— START Given data —

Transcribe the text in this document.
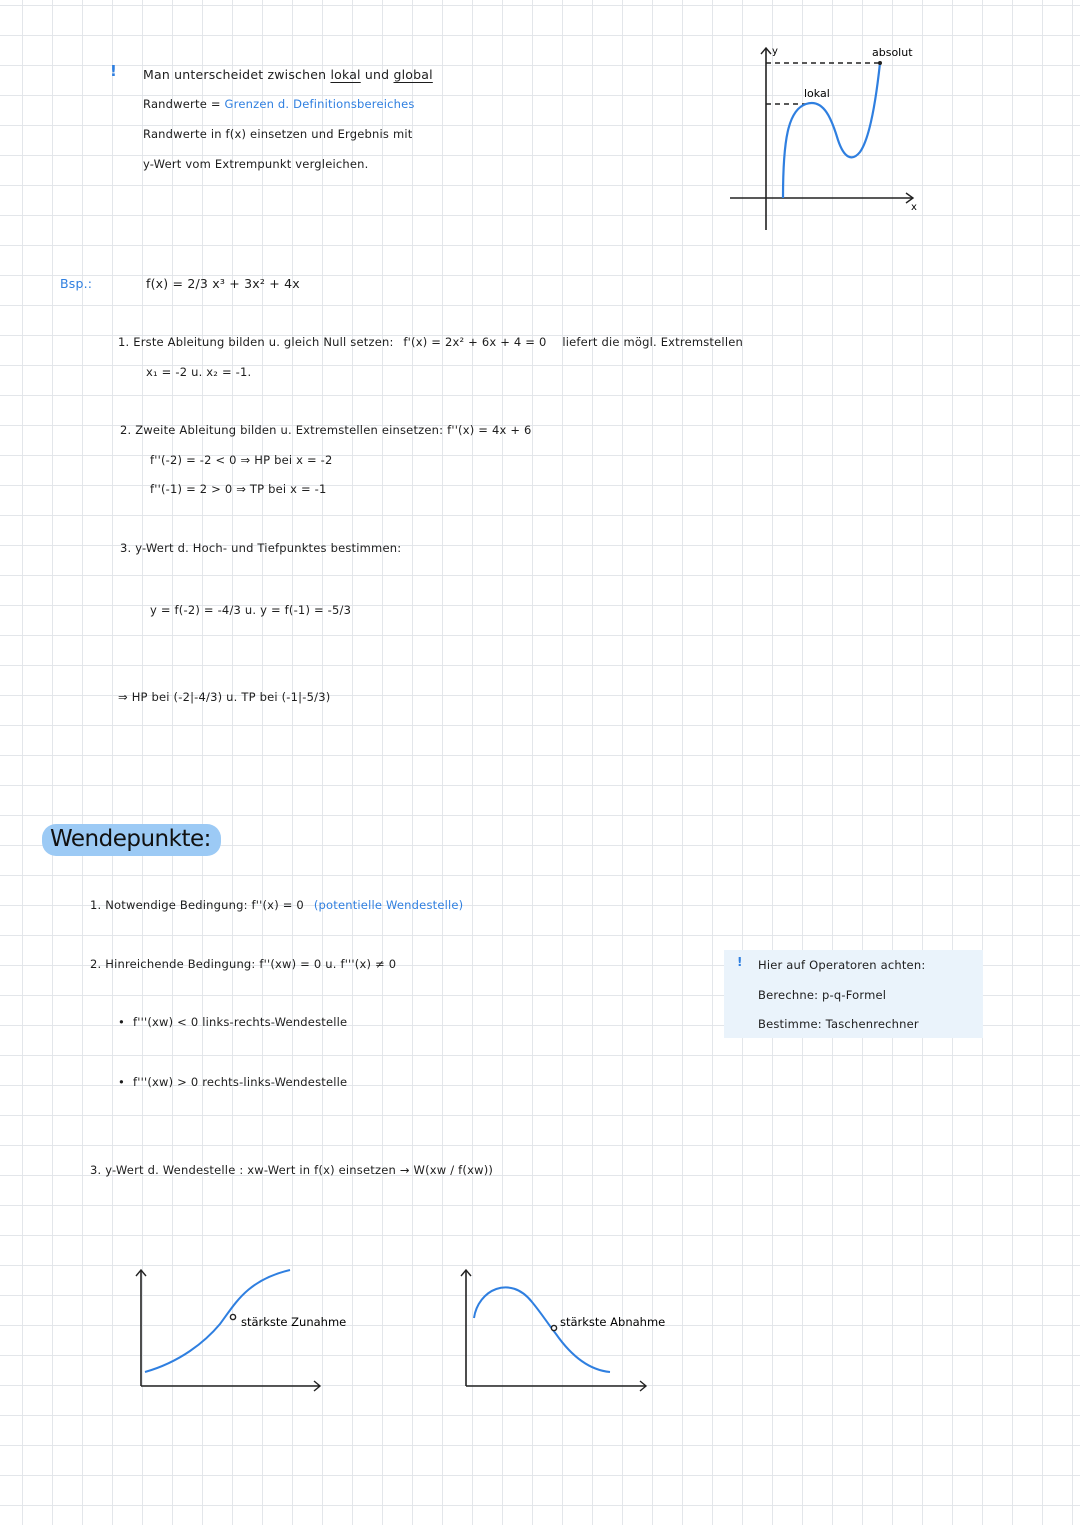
! Man unterscheidet zwischen lokal und global
Randwerte = Grenzen d. Definitionsbereiches
Randwerte in f(x) einsetzen und Ergebnis mit
y-Wert vom Extrempunkt vergleichen.
y
x
lokal
absolut
Bsp.:	f(x) = 2/3 x³ + 3x² + 4x
1. Erste Ableitung bilden u. gleich Null setzen: f'(x) = 2x² + 6x + 4 = 0 liefert die mögl. Extremstellen
x₁ = -2 u. x₂ = -1.
2. Zweite Ableitung bilden u. Extremstellen einsetzen: f''(x) = 4x + 6
f''(-2) = -2 < 0 ⇒ HP bei x = -2
f''(-1) = 2 > 0 ⇒ TP bei x = -1
3. y-Wert d. Hoch- und Tiefpunktes bestimmen:
y = f(-2) = -4/3 u. y = f(-1) = -5/3
⇒ HP bei (-2|-4/3) u. TP bei (-1|-5/3)
Wendepunkte:
1. Notwendige Bedingung: f''(x) = 0 (potentielle Wendestelle)
2. Hinreichende Bedingung: f''(xw) = 0 u. f'''(x) ≠ 0
• f'''(xw) < 0 links-rechts-Wendestelle
• f'''(xw) > 0 rechts-links-Wendestelle
3. y-Wert d. Wendestelle : xw-Wert in f(x) einsetzen → W(xw / f(xw))
! Hier auf Operatoren achten:
Berechne: p-q-Formel
Bestimme: Taschenrechner
stärkste Zunahme	stärkste Abnahme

— END Given data —

**Directive:**
Say how many lines in the entries contain the string "rechts", and leave out everything else.

**Exercise result:**
2